## [Excerpted text]
• • • • • • •

A little internet
Prototypes for a lighter internet
The project 'Prototypes for a lighter internet' describes a collaborative exploration across the Netherlands and Armenia that resulted in a two week-long workshop for teenagers at The TUMO Center for Creative Technologies[1] in Yerevan – a free-of-charge educational program that puts teens in charge of their own learning.
The aim of the project was to creatively and critically explore contemporary challenges that come with building and participating in contemporary internet culture in a manner that is sustainable and equitable. Data centers, cable networks, always-on devices (e.g. routers and phones) that allow us to be connected via the Internet have huge energy requirements. Moreover, the mining required to source materials for required chips inside our hardware is exhausting the earth and is the cause for geopolitical tensions. With the development of the proposed project we aim to critically and artistically explore the social and environmental implications of internet technologies with a hands-on practical approach and from the perspective of those who will be most affected by the rising threats of climate change – kids and youngsters.
Our collaborative mission!
Participants joined the H&D collective for two weeks for an intensive research trajectory and worked together on developing prototypes for a lighter, less wasteful internet. The learning lab was process-driven, giving space for playful trial and error, guided by hacking principles[2], The question we researched is:
"Why is the internet so heavy? (And what can we do about it?)"
Through hands-on prototyping we worked our way towards building and imagining a lighter, less wasteful internet, and explored the limits and unexpected possibilities of such a small internet. Along the way we proposed many exercises to get reduce kb, and traced every step of the collaborative research project, document successful and failed experiments, to share with each other and the world.

• • • • • • •

## [Check your understanding]
a. What is the Spanish translation of this sentence from the lighter-internet text: "Data centers, cable networks, always-on devices (e.g. routers and phones) that allow us to be connected via the Internet have huge energy requirements."?
b. How would you carry on the lighter-internet text, starting right after its final sentence?

• • • • • • •

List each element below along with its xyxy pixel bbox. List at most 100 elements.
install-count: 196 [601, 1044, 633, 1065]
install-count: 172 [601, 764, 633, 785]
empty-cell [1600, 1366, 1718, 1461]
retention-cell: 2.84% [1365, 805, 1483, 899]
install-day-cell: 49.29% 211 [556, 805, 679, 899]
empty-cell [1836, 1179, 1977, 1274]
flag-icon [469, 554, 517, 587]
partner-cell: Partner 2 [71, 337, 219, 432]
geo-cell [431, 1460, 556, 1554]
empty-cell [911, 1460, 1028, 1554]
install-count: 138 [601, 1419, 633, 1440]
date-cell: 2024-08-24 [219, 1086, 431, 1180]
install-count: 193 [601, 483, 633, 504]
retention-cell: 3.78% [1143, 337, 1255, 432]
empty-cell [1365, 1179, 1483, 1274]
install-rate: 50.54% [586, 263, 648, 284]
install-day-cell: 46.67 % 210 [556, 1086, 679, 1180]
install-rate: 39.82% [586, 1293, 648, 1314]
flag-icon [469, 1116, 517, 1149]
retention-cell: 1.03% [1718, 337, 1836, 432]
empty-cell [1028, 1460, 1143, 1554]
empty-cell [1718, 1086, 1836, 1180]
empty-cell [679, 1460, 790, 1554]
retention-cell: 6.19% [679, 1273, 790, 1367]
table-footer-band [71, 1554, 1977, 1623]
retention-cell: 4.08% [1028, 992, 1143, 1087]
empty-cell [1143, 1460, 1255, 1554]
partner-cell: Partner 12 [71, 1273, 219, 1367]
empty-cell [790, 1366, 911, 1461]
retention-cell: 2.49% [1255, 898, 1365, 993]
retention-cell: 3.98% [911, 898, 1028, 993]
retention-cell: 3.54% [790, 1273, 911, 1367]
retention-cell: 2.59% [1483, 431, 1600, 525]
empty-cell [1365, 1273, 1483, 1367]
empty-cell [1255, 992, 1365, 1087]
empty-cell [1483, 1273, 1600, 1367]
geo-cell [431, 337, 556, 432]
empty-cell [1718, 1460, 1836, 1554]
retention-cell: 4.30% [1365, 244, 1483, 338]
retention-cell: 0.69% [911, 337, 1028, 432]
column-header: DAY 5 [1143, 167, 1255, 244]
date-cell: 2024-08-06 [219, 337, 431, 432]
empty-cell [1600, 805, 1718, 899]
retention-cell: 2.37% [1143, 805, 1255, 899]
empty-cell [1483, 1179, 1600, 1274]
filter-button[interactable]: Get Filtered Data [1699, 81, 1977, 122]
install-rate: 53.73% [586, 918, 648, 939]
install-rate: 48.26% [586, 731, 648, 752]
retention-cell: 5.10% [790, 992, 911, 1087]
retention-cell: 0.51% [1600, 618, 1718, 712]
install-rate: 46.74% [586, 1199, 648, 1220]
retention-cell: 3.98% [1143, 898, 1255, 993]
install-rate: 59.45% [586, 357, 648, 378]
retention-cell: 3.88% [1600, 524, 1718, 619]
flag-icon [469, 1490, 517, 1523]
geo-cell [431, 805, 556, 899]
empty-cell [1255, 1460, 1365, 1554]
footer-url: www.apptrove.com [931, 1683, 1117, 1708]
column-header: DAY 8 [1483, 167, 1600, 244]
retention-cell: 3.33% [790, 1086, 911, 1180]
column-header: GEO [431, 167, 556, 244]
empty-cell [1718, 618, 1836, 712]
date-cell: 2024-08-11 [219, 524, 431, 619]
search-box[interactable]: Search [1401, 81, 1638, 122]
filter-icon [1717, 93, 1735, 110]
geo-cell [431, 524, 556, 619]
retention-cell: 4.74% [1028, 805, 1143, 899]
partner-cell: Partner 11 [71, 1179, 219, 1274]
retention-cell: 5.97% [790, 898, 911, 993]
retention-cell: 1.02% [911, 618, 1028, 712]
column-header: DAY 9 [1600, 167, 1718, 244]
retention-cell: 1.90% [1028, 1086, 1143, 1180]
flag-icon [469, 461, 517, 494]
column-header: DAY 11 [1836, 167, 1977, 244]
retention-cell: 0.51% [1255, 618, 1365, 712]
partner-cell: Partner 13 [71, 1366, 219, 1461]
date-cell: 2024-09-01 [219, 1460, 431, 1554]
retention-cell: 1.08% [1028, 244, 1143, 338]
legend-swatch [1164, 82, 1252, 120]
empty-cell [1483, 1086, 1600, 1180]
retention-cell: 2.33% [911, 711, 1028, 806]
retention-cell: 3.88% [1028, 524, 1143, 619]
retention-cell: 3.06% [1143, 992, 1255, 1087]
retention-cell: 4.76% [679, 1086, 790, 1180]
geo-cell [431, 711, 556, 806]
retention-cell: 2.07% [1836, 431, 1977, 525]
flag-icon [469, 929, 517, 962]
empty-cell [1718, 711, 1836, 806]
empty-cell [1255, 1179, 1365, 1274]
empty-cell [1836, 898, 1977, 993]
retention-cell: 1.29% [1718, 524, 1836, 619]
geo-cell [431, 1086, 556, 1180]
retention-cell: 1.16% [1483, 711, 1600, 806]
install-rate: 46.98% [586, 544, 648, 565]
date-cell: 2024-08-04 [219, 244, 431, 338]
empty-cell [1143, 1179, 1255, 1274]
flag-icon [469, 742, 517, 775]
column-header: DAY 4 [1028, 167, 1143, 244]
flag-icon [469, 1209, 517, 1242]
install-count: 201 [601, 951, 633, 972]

• • • • • • •

## [Per-task answers]
a. Los centros de datos, las redes de cable y los dispositivos siempre encendidos (p. ej., routers y teléfonos) que nos permiten estar conectados a Internet tienen enormes requerimientos de energía.

b.
Methods exercises
The two-week long curriculum broke the question of creating prototypes for a lighter internet into smaller chunks and exercises.
Tooling Days
Participants could choose one of three "Tooling Tracks" that they could be follow for a short period at the beginning of the curriculum: 1. Small images, compression, low-res graphics 2. Accessible and Sustainable approaches to HTML, CSS and JS 3. Building the required hardware and connecting the whole toolchain
The skills and knowledge acquired within these tracks were then brought together in the development of group projects.
Miscellaneous Exercises
Some of the exercises explored during the curriculum
Drawing your home on the internet
Field day: mapping the physical internet
Audio auditing
A focus on alt-text (for accessibility and sustainability)
Server tour from the system-administrator
Network observatory
Throwing: Situated Deployment
The most challenging part of the workshop would be to think together about situations the prototypes would be deployed in and their urgencies
Prototypes
- ↑ https://tumo.org/
- ↑ We refer to hacking as the curious and joyful act of opening up technology, and using it in novel unexpected ways.